Pick up the sewing notes on hemming the waistband and whipstitching the side seams and keep writing from the point where they end.

Selected excerpt:
----

I removed all the pins – including those lost in the folds because their heads were down – ouch – and hemmed the inside view waistband to pleats. It does look v neat and good [for me] and I am pleased. The waistband is chunky though, due to the unfortuate hemming of all sides thing. Might not be a bad thing though, as won’t ruckle up so much. ou cans see the thickness and the sewing through in one of the pictures.
- Whipstitching the Sides:
This was a nice easy job. from the internet it looks like whipstitching is the same as in patchwork, so that is what i have done all up both seams to the very top, so the placket on each side – which is effectively straight rather than placket shaped – is joining the front and the back. It has 3 inches expansion and SB could easily slip over her hips [and when she can't i will just free the placket from the back...

----

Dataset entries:

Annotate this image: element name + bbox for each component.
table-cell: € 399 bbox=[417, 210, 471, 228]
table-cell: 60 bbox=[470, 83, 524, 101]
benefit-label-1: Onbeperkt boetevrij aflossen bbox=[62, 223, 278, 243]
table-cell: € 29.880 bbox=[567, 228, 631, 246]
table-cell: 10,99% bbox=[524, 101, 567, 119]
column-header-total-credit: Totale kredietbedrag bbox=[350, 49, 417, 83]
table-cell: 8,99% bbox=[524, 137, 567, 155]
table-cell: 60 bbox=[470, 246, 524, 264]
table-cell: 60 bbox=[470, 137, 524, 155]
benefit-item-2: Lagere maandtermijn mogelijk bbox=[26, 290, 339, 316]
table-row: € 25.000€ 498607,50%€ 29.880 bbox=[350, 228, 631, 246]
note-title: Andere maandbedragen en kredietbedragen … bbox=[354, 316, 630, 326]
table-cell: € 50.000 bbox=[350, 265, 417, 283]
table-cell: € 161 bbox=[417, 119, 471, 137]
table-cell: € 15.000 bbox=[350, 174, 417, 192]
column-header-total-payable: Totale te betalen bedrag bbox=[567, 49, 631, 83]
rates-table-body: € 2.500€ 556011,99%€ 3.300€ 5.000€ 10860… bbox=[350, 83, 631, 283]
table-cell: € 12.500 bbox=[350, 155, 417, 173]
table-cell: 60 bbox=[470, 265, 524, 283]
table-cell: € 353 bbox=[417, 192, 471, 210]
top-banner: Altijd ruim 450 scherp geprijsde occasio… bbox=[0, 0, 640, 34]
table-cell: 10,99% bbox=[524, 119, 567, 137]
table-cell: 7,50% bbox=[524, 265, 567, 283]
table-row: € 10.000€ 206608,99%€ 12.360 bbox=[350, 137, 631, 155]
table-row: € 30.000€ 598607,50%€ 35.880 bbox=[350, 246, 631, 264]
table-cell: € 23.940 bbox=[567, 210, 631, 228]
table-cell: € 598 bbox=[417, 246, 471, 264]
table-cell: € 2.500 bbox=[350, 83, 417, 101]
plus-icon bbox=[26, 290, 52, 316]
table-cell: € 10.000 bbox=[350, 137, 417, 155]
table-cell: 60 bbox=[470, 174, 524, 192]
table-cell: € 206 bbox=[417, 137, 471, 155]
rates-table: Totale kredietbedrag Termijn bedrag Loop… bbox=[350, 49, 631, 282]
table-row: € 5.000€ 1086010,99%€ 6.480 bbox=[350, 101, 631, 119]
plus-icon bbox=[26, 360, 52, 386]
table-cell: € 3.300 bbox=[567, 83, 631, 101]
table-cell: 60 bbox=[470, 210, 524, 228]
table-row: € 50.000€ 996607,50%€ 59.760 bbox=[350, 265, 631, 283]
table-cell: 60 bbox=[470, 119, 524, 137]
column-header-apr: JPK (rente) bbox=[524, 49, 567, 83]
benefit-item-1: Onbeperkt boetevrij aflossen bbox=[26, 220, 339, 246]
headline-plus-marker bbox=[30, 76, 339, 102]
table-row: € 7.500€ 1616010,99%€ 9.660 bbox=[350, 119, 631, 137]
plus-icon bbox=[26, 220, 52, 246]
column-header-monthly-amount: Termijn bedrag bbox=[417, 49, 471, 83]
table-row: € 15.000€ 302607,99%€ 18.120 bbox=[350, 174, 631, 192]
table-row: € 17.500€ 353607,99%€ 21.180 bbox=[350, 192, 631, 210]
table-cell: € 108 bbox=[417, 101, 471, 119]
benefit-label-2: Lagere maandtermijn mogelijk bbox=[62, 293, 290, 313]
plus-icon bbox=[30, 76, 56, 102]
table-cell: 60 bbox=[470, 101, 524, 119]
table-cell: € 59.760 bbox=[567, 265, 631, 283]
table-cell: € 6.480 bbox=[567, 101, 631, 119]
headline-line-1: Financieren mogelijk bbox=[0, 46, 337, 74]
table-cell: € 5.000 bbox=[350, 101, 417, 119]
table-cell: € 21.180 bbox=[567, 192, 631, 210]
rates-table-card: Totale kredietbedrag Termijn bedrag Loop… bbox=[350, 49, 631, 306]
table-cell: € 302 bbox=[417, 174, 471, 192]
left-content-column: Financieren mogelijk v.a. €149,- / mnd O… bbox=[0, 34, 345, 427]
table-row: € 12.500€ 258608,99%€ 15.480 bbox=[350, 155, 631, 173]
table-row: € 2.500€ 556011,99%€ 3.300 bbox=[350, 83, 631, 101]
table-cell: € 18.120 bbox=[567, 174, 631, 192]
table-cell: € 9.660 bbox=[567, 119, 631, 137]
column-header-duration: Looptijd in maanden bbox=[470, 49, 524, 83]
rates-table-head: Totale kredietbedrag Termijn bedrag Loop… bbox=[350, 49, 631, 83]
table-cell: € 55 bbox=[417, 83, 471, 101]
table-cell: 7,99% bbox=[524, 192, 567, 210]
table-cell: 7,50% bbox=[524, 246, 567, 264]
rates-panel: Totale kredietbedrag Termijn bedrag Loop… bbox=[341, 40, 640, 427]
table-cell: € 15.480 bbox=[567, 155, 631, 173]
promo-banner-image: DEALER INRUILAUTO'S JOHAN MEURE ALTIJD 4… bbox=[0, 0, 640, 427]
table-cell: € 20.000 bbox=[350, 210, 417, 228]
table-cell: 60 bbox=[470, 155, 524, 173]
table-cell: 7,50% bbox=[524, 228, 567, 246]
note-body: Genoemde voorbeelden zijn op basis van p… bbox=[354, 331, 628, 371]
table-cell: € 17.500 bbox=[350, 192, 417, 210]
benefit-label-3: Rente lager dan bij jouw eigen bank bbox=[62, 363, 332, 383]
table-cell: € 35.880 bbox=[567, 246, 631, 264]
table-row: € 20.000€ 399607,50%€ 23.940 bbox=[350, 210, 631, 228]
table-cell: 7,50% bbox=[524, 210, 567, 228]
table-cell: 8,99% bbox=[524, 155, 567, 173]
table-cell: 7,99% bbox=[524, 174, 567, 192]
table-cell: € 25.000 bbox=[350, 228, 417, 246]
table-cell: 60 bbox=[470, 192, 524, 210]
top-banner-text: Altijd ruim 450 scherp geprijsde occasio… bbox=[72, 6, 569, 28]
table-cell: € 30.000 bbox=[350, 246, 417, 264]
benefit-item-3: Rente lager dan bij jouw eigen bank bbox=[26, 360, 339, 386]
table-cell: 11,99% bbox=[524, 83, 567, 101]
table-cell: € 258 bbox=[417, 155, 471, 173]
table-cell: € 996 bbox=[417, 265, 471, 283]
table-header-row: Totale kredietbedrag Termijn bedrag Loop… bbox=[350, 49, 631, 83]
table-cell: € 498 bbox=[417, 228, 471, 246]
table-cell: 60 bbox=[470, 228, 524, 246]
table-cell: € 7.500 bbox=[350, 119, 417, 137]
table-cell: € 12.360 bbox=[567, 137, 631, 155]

----

The response:
i would have been delighted except... it is about 1.5 inches from being a snug waist fit ie that extra inch wasn't required. Ho Hum. She has a 6 month to grow before trying it on for real, so maybe will need some of that inch. The length is just right for now, as she is bound to have a couple more inches of height.
- Making the Linen Ties:
I decided i would have them 1cm wide so cut 2 inches wide and the length of the waistband long. Initially I did it as per the tudor Costume, sewed inside out and attempted a pull through, it did fine till half way when my thread snapped.
I decided to bail out, and did the fold as per waistband [fold each edge into the middle] and did a neat running stitch all along. I think it looks fine . I have then sewed them onto the waistband, recessed along by 3 inches, and since these stitches would be visible, decided to make them v slightly decorative. I think it looks good, will hopefully hold firm, and will scrunch up the sides perhaps 1/2 inch each side, so take most of the spare out. Very happy with the end result. SOme of the seams etc could have been neater, I have definately learnt from the process so the next should be benefitting from this. Alternativeoy, a hook and eye fastening is fine.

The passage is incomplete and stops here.